* [EXERCISE REQUIREMENTS]
Everything in the listing except the pictures should be written out exactly.

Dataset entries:
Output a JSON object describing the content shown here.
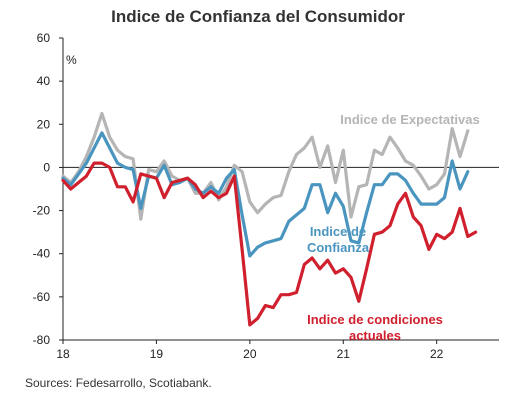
{
  "chart_data": {
    "type": "line",
    "title": "Indice de Confianza del Consumidor",
    "unit_label": "%",
    "source": "Sources: Fedesarrollo, Scotiabank.",
    "xlabel": "",
    "ylabel": "",
    "ylim": [
      -80,
      60
    ],
    "yticks": [
      60,
      40,
      20,
      0,
      -20,
      -40,
      -60,
      -80
    ],
    "xlim": [
      2018.0,
      2022.667
    ],
    "xticks": [
      {
        "value": 2018,
        "label": "18"
      },
      {
        "value": 2019,
        "label": "19"
      },
      {
        "value": 2020,
        "label": "20"
      },
      {
        "value": 2021,
        "label": "21"
      },
      {
        "value": 2022,
        "label": "22"
      }
    ],
    "series": [
      {
        "name": "Indice de Expectativas",
        "label_lines": [
          "Indice de Expectativas"
        ],
        "color": "#b5b5b5",
        "start": 2018.0,
        "step": 0.08333,
        "values": [
          -4,
          -7,
          -2,
          5,
          14,
          25,
          14,
          8,
          5,
          4,
          -24,
          -1,
          -2,
          3,
          -4,
          -6,
          -5,
          -12,
          -12,
          -7,
          -15,
          -9,
          1,
          -2,
          -16,
          -21,
          -17,
          -14,
          -13,
          -2,
          6,
          9,
          14,
          0,
          10,
          -7,
          8,
          -23,
          -9,
          -8,
          8,
          6,
          14,
          9,
          3,
          1,
          -4,
          -10,
          -8,
          -3,
          18,
          5,
          17
        ]
      },
      {
        "name": "Indice de Confianza",
        "label_lines": [
          "Indice de",
          "Confianza"
        ],
        "color": "#4a95c0",
        "start": 2018.0,
        "step": 0.08333,
        "values": [
          -5,
          -8,
          -3,
          2,
          9,
          16,
          9,
          2,
          0,
          -1,
          -19,
          -4,
          -5,
          1,
          -8,
          -7,
          -5,
          -10,
          -12,
          -9,
          -12,
          -5,
          -1,
          -22,
          -41,
          -37,
          -35,
          -34,
          -33,
          -25,
          -22,
          -19,
          -8,
          -8,
          -21,
          -12,
          -18,
          -34,
          -35,
          -21,
          -8,
          -8,
          -3,
          -3,
          -6,
          -12,
          -17,
          -17,
          -17,
          -14,
          3,
          -10,
          -2
        ]
      },
      {
        "name": "Indice de condiciones actuales",
        "label_lines": [
          "Indice de condiciones",
          "actuales"
        ],
        "color": "#d0202e",
        "start": 2018.0,
        "step": 0.08333,
        "values": [
          -6,
          -10,
          -7,
          -4,
          2,
          2,
          0,
          -9,
          -9,
          -16,
          -3,
          -4,
          -5,
          -14,
          -7,
          -6,
          -5,
          -8,
          -14,
          -11,
          -14,
          -12,
          -4,
          -38,
          -73,
          -70,
          -64,
          -65,
          -59,
          -59,
          -58,
          -45,
          -42,
          -47,
          -43,
          -49,
          -47,
          -51,
          -62,
          -47,
          -31,
          -30,
          -27,
          -17,
          -12,
          -23,
          -27,
          -38,
          -31,
          -33,
          -30,
          -19,
          -32,
          -30
        ]
      }
    ],
    "annotations": [
      {
        "series": "Indice de Expectativas"
      },
      {
        "series": "Indice de Confianza"
      },
      {
        "series": "Indice de condiciones actuales"
      }
    ],
    "grid": false,
    "legend": "none"
  }
}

* [RESULT FOR THIS EXERCISE]
Output a JSON object describing the content shown here.
{
  "chart_data": {
    "type": "line",
    "title": "Indice de Confianza del Consumidor",
    "unit_label": "%",
    "source": "Sources: Fedesarrollo, Scotiabank.",
    "xlabel": "",
    "ylabel": "",
    "ylim": [
      -80,
      60
    ],
    "yticks": [
      60,
      40,
      20,
      0,
      -20,
      -40,
      -60,
      -80
    ],
    "xlim": [
      2018.0,
      2022.667
    ],
    "xticks": [
      {
        "value": 2018,
        "label": "18"
      },
      {
        "value": 2019,
        "label": "19"
      },
      {
        "value": 2020,
        "label": "20"
      },
      {
        "value": 2021,
        "label": "21"
      },
      {
        "value": 2022,
        "label": "22"
      }
    ],
    "series": [
      {
        "name": "Indice de Expectativas",
        "label_lines": [
          "Indice de Expectativas"
        ],
        "color": "#b5b5b5",
        "start": 2018.0,
        "step": 0.08333,
        "values": [
          -4,
          -7,
          -2,
          5,
          14,
          25,
          14,
          8,
          5,
          4,
          -24,
          -1,
          -2,
          3,
          -4,
          -6,
          -5,
          -12,
          -12,
          -7,
          -15,
          -9,
          1,
          -2,
          -16,
          -21,
          -17,
          -14,
          -13,
          -2,
          6,
          9,
          14,
          0,
          10,
          -7,
          8,
          -23,
          -9,
          -8,
          8,
          6,
          14,
          9,
          3,
          1,
          -4,
          -10,
          -8,
          -3,
          18,
          5,
          17
        ]
      },
      {
        "name": "Indice de Confianza",
        "label_lines": [
          "Indice de",
          "Confianza"
        ],
        "color": "#4a95c0",
        "start": 2018.0,
        "step": 0.08333,
        "values": [
          -5,
          -8,
          -3,
          2,
          9,
          16,
          9,
          2,
          0,
          -1,
          -19,
          -4,
          -5,
          1,
          -8,
          -7,
          -5,
          -10,
          -12,
          -9,
          -12,
          -5,
          -1,
          -22,
          -41,
          -37,
          -35,
          -34,
          -33,
          -25,
          -22,
          -19,
          -8,
          -8,
          -21,
          -12,
          -18,
          -34,
          -35,
          -21,
          -8,
          -8,
          -3,
          -3,
          -6,
          -12,
          -17,
          -17,
          -17,
          -14,
          3,
          -10,
          -2
        ]
      },
      {
        "name": "Indice de condiciones actuales",
        "label_lines": [
          "Indice de condiciones",
          "actuales"
        ],
        "color": "#d0202e",
        "start": 2018.0,
        "step": 0.08333,
        "values": [
          -6,
          -10,
          -7,
          -4,
          2,
          2,
          0,
          -9,
          -9,
          -16,
          -3,
          -4,
          -5,
          -14,
          -7,
          -6,
          -5,
          -8,
          -14,
          -11,
          -14,
          -12,
          -4,
          -38,
          -73,
          -70,
          -64,
          -65,
          -59,
          -59,
          -58,
          -45,
          -42,
          -47,
          -43,
          -49,
          -47,
          -51,
          -62,
          -47,
          -31,
          -30,
          -27,
          -17,
          -12,
          -23,
          -27,
          -38,
          -31,
          -33,
          -30,
          -19,
          -32,
          -30
        ]
      }
    ],
    "annotations": [
      {
        "series": "Indice de Expectativas"
      },
      {
        "series": "Indice de Confianza"
      },
      {
        "series": "Indice de condiciones actuales"
      }
    ],
    "grid": false,
    "legend": "none"
  }
}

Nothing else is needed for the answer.